What you are asked to do
How many of the lines below contain "JSON"? Answer with that number alone.

··· Information supplied ···

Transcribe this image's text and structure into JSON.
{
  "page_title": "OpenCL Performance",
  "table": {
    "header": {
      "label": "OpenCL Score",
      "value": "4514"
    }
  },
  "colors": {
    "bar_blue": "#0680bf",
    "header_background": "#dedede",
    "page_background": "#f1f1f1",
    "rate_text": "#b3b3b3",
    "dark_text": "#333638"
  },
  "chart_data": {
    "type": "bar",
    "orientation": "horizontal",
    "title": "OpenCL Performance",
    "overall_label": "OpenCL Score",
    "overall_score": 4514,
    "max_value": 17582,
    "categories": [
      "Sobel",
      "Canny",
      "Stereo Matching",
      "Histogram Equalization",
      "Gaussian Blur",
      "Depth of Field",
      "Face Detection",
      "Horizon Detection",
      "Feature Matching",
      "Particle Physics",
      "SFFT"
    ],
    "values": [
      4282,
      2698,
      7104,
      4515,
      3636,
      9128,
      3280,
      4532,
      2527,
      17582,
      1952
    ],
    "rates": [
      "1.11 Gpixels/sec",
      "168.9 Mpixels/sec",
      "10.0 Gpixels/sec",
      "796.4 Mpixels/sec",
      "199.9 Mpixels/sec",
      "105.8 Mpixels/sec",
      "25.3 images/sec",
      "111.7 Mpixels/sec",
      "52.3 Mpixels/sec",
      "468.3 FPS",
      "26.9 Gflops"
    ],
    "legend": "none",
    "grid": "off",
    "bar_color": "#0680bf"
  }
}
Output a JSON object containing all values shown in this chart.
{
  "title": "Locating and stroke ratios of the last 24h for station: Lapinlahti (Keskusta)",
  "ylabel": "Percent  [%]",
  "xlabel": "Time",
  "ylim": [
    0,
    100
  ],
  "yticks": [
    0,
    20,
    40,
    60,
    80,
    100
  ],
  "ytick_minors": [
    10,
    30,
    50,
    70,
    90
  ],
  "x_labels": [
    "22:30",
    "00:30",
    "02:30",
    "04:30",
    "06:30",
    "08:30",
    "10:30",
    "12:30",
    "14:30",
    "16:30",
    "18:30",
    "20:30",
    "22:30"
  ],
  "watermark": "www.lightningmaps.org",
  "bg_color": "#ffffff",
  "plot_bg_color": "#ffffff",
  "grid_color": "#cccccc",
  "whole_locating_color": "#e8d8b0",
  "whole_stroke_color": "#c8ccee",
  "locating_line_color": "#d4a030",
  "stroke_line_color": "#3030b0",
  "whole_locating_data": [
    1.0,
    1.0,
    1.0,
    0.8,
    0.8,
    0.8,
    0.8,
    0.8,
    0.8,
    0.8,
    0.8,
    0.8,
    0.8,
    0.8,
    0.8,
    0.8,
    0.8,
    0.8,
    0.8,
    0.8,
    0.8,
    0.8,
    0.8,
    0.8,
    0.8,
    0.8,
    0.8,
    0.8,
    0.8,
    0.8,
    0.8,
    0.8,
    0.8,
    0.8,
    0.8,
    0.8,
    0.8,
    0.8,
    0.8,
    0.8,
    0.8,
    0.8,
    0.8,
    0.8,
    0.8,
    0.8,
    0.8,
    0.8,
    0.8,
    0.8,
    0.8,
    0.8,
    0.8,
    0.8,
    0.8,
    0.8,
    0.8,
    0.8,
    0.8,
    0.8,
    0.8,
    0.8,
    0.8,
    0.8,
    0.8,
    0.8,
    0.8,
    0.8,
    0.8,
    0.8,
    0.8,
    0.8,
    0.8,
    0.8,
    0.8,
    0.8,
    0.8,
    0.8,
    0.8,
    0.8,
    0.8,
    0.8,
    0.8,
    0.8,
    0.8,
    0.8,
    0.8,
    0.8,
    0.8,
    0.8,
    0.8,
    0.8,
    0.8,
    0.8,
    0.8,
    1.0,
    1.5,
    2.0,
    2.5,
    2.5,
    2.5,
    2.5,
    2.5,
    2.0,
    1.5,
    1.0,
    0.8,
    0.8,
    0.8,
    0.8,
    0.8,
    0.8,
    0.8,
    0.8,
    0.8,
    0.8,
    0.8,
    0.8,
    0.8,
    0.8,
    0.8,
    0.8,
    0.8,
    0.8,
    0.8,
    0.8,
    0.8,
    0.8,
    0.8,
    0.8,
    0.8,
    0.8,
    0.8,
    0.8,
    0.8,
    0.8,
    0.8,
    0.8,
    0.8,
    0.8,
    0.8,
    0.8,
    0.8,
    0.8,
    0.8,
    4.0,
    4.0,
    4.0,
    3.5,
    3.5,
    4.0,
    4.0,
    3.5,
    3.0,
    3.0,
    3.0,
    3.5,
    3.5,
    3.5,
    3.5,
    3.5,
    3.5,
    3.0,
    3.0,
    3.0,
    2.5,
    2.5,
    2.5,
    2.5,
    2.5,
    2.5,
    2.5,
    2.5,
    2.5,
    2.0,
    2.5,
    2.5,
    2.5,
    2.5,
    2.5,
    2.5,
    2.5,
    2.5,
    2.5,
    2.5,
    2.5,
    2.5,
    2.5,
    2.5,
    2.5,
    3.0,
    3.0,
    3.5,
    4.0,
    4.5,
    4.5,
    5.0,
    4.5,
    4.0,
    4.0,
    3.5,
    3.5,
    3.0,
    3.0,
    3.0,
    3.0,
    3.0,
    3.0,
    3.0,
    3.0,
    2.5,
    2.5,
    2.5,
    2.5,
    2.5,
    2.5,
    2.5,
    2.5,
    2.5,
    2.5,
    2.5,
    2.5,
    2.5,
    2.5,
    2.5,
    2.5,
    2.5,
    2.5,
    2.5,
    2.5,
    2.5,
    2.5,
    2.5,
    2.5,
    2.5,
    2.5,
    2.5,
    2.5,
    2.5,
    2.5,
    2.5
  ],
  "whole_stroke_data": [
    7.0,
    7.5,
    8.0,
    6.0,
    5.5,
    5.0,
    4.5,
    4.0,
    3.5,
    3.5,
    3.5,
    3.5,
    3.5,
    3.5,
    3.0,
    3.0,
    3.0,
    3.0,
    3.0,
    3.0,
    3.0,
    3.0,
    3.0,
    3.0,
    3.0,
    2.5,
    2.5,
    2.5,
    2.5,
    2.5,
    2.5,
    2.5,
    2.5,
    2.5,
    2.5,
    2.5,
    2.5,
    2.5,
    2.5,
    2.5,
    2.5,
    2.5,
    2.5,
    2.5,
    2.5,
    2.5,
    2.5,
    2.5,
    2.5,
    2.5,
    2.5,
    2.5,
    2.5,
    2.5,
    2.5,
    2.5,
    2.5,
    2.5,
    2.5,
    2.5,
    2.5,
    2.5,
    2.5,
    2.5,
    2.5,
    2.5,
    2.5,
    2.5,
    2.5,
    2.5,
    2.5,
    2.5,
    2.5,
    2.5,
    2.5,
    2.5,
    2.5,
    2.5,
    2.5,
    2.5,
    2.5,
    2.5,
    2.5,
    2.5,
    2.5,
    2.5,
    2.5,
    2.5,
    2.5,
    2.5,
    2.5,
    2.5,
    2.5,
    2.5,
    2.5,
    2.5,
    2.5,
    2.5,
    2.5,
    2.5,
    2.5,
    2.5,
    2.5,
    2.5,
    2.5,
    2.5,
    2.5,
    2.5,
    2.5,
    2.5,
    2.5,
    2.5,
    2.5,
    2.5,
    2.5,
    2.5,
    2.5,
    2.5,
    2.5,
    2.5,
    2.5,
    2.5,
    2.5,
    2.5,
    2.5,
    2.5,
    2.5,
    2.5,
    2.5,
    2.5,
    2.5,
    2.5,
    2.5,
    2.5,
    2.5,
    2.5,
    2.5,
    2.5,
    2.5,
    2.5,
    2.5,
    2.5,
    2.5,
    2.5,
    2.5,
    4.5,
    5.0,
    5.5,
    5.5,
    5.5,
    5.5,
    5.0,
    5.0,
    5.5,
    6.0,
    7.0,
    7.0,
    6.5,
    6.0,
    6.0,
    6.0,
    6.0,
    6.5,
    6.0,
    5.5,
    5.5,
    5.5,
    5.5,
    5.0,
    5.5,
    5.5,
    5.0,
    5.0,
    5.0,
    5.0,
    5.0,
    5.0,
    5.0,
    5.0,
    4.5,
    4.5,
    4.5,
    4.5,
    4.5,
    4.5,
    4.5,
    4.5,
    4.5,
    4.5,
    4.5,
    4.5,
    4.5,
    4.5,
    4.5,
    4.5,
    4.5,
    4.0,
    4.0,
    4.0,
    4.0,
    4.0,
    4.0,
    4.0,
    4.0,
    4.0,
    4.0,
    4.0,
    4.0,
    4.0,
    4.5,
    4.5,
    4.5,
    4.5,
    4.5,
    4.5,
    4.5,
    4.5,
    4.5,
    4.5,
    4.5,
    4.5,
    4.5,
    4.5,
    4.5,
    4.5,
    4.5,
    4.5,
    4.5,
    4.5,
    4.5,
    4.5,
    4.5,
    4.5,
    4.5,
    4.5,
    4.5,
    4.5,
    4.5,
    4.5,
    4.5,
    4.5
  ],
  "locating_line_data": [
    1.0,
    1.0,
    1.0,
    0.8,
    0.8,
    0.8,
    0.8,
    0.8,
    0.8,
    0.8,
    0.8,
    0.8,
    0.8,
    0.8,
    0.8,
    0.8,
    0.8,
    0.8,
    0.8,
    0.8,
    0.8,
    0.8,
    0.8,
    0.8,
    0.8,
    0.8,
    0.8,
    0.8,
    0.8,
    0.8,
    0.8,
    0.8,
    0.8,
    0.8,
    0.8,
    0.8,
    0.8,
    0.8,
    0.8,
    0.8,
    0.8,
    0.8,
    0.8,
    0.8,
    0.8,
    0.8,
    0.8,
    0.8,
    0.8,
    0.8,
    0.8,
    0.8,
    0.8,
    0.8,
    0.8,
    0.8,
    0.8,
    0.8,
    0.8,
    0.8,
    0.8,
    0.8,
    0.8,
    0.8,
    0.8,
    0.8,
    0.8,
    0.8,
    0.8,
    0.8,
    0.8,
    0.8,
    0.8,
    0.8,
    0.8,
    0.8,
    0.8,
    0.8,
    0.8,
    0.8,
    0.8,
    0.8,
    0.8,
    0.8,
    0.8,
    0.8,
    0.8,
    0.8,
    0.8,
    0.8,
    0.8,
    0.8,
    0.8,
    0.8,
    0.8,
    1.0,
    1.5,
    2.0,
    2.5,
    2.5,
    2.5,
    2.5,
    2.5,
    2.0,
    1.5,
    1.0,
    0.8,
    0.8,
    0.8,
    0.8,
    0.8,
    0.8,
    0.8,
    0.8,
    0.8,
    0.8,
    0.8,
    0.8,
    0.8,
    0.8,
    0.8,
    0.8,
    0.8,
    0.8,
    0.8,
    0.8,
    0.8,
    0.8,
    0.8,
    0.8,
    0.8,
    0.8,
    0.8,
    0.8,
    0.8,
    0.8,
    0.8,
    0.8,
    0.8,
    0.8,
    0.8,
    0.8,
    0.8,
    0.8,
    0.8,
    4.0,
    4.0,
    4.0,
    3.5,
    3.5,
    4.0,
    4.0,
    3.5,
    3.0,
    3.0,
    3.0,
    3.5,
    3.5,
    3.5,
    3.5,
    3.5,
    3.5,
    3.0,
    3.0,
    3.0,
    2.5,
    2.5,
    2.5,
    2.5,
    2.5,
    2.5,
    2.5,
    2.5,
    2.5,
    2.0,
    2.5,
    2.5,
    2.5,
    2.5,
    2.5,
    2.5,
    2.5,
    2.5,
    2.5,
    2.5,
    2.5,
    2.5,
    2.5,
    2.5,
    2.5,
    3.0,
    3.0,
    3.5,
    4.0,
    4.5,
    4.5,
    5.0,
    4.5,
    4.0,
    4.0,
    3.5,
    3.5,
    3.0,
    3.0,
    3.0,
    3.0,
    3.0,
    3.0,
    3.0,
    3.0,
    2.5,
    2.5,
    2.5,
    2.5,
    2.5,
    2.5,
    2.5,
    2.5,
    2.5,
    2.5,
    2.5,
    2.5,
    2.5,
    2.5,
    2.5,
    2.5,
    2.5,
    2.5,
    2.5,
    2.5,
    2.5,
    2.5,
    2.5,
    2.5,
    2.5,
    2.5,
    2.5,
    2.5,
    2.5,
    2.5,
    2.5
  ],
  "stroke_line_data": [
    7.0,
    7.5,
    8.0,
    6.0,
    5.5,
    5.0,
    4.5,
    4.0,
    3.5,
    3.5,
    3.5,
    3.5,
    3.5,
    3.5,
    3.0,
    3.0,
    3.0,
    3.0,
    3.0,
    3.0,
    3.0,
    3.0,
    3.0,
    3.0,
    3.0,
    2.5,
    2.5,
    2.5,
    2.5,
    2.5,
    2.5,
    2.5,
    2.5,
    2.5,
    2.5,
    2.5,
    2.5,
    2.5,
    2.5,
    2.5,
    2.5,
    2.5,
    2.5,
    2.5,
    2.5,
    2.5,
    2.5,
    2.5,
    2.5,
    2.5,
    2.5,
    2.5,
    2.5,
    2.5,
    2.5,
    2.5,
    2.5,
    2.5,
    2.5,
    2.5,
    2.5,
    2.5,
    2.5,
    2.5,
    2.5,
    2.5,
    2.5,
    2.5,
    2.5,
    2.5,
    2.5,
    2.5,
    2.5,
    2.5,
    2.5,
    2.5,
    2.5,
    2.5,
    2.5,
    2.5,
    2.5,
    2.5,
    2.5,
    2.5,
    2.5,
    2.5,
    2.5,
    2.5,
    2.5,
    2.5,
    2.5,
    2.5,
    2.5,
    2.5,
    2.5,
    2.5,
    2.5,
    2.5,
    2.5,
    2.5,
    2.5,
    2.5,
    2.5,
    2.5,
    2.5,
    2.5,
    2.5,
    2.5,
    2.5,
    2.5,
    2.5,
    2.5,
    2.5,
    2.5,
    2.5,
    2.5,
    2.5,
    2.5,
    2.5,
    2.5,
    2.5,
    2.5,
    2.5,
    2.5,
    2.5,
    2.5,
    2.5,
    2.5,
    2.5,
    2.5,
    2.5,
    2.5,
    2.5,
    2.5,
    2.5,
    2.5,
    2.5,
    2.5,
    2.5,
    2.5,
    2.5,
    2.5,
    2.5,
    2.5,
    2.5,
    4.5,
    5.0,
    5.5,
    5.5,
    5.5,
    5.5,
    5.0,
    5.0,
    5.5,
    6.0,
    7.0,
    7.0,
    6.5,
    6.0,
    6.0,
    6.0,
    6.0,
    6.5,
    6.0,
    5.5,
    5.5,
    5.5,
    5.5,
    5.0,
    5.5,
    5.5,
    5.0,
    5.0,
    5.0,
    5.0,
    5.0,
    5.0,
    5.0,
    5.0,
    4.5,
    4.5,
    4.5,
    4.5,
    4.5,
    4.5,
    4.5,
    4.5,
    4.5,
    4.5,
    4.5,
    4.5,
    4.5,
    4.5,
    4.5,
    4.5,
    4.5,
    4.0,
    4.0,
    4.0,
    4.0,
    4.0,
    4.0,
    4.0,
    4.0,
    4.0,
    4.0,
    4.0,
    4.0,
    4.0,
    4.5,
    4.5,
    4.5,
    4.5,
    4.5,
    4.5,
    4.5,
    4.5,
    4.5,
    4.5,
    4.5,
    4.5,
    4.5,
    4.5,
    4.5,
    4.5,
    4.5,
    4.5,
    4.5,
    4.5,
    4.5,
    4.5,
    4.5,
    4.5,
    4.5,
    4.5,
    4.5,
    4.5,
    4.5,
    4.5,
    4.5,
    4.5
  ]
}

···

Task response
2